Copy out every line that contains "กษณะต".

_GIVEN RECORDS_:
— Begin —

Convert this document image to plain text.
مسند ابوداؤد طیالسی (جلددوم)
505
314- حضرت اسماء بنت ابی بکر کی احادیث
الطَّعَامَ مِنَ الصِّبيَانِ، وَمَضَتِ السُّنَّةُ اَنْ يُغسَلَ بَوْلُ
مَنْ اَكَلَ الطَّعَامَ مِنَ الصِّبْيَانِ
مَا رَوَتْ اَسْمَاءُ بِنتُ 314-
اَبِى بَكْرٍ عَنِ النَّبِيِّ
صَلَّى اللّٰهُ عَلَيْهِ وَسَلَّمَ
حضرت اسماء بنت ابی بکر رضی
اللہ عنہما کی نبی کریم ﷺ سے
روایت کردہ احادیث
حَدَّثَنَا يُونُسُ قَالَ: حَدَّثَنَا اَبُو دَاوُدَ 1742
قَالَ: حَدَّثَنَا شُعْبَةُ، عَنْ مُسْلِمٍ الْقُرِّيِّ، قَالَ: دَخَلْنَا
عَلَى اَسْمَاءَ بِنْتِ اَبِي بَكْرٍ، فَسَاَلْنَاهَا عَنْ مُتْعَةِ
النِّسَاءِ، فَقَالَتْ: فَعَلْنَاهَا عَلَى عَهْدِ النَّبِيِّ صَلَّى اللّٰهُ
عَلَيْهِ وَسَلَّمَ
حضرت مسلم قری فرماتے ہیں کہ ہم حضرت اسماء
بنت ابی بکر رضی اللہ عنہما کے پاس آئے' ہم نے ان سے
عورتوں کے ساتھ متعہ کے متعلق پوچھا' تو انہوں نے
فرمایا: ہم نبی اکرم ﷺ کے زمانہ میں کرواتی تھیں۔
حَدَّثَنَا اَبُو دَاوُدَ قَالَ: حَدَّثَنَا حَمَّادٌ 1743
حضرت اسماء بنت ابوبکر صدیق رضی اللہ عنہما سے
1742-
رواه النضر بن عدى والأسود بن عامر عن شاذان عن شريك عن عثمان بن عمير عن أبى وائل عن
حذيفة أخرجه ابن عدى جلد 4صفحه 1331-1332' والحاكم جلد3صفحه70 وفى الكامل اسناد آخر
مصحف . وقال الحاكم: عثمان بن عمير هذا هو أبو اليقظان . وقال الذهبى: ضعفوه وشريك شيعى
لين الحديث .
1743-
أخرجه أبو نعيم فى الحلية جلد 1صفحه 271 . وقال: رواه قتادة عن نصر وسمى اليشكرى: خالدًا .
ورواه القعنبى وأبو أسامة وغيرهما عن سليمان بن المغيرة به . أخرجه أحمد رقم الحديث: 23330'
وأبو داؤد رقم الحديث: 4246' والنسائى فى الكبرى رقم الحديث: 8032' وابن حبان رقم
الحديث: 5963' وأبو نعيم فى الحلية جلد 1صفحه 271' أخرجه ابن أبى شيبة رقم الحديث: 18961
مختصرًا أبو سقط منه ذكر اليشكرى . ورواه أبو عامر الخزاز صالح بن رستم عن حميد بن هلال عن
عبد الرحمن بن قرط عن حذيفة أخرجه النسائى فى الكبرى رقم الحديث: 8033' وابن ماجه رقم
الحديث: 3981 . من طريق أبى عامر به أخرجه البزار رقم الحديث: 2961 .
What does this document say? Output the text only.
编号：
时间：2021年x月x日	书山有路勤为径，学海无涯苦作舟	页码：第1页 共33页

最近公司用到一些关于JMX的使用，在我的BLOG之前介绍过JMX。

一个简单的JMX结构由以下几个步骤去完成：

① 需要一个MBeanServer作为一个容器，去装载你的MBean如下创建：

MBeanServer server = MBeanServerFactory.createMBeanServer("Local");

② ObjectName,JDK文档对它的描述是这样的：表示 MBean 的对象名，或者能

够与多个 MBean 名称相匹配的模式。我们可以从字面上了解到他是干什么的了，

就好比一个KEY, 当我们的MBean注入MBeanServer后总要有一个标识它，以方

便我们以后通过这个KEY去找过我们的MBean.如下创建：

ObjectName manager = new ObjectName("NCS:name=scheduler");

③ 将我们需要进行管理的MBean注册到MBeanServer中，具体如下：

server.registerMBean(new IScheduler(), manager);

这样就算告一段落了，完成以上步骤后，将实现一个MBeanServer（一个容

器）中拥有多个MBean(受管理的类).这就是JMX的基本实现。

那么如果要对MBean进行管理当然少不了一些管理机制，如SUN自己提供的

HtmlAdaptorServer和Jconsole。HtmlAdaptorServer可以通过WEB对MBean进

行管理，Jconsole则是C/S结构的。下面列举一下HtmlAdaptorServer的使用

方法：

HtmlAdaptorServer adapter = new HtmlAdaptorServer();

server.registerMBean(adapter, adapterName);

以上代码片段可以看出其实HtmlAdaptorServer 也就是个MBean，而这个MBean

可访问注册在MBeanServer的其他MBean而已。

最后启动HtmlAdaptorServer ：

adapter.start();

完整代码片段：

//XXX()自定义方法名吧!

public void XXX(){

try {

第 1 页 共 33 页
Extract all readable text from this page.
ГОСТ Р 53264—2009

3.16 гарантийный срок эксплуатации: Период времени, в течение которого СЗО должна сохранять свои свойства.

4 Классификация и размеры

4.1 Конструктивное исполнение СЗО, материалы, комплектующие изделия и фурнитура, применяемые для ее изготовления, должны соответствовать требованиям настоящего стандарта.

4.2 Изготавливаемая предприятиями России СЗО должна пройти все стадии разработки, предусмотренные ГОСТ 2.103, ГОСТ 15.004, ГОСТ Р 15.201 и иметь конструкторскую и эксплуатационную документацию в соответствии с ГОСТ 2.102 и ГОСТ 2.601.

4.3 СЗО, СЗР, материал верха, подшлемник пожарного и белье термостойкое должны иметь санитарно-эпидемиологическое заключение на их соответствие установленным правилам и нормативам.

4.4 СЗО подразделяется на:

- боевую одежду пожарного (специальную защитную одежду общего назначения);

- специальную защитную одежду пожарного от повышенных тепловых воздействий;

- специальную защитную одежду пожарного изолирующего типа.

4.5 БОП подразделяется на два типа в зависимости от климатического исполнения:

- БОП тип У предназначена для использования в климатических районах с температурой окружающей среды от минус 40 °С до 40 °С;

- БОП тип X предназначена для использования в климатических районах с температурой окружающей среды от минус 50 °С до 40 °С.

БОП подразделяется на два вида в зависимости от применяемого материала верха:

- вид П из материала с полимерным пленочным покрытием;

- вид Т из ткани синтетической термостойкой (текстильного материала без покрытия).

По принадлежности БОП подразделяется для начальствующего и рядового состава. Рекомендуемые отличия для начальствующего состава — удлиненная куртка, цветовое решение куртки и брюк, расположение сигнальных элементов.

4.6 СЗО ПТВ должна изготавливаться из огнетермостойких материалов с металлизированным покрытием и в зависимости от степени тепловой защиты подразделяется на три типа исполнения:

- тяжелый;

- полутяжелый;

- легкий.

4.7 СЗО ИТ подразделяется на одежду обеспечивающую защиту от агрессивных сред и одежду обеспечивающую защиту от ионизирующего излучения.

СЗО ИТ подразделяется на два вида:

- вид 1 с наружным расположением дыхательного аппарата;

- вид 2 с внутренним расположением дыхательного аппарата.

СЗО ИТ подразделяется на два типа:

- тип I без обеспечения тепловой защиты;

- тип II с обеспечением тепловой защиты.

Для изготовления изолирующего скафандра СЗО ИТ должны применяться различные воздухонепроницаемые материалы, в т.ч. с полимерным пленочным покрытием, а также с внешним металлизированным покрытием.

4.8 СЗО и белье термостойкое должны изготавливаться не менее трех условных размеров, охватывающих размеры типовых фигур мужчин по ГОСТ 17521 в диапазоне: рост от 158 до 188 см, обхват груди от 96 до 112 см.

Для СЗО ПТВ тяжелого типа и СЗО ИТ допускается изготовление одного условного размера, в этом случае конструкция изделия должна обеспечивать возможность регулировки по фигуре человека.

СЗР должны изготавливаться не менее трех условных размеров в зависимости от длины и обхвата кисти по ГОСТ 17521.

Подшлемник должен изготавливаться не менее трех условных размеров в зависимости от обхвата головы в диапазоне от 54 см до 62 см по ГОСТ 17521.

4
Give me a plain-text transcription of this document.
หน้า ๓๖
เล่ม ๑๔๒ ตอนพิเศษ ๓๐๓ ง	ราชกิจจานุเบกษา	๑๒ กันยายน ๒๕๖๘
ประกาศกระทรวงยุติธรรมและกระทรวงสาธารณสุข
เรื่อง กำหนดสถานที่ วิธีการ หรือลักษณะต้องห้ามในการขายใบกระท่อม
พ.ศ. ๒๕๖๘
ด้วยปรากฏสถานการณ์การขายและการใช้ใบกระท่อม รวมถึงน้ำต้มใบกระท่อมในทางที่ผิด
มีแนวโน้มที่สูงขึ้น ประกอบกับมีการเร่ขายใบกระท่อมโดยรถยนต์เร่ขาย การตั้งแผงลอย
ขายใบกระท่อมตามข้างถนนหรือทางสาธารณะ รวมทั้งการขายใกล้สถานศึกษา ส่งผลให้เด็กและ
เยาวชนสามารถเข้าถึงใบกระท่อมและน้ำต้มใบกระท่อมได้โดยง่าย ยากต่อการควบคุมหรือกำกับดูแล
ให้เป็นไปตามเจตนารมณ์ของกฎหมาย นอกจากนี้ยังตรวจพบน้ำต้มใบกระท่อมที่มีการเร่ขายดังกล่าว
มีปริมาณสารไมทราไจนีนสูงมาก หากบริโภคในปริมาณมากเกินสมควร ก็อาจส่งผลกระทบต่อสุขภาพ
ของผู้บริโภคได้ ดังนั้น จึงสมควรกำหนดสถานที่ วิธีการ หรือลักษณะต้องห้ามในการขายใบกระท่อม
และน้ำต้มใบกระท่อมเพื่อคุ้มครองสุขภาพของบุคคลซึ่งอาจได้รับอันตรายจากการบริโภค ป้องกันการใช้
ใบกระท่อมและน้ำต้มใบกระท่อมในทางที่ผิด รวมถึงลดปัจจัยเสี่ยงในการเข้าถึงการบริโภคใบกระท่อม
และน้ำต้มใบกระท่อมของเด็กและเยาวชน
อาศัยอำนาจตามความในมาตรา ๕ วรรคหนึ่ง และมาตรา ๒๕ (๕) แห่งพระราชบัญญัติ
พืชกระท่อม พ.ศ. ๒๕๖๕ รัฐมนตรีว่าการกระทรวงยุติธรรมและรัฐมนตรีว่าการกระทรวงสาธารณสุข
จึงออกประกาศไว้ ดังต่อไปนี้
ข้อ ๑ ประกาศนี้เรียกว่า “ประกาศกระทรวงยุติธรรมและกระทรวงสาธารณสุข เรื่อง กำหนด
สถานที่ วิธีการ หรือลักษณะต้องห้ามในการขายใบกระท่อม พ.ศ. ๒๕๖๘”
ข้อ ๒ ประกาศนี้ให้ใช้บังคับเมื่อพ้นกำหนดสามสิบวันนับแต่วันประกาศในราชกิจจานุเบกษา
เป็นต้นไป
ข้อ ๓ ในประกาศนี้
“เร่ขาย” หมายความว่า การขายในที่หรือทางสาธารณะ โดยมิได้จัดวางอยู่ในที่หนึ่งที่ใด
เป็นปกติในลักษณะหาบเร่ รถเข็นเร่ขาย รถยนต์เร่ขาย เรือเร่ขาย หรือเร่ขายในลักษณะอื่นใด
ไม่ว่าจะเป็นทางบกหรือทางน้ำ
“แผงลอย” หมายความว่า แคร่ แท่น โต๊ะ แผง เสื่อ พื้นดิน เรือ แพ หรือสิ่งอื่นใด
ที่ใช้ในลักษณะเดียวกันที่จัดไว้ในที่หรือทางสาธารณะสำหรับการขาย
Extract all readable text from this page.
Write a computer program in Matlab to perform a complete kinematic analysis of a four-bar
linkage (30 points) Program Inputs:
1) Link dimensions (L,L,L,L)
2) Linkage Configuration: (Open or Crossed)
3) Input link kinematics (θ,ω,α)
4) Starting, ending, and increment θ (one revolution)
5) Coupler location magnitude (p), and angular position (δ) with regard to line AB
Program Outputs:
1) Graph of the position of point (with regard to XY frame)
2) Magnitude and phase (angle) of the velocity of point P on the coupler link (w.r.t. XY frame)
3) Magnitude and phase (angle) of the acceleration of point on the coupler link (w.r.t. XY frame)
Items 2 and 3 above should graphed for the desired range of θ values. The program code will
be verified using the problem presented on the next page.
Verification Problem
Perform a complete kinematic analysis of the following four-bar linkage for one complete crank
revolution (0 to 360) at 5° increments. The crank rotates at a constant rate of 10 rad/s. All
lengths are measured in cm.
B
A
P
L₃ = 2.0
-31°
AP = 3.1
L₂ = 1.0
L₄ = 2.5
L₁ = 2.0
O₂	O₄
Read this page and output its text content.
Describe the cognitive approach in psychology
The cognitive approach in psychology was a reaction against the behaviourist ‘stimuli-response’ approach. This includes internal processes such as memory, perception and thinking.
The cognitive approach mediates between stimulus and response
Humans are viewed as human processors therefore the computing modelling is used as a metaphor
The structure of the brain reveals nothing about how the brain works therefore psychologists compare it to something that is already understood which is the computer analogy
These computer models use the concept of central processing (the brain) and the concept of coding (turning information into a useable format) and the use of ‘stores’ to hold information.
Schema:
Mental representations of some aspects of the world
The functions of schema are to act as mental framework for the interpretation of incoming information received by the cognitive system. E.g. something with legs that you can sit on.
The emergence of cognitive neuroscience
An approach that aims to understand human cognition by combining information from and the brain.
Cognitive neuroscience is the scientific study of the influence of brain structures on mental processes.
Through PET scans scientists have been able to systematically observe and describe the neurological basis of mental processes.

— End —

_CORRECT OUTPUT_:
เรื่อง กำหนดสถานที่ วิธีการ หรือลักษณะต้องห้ามในการขายใบกระท่อม
ของผู้บริโภคได้ ดังนั้น จึงสมควรกำหนดสถานที่ วิธีการ หรือลักษณะต้องห้ามในการขายใบกระท่อม
สถานที่ วิธีการ หรือลักษณะต้องห้ามในการขายใบกระท่อม พ.ศ. ๒๕๖๘”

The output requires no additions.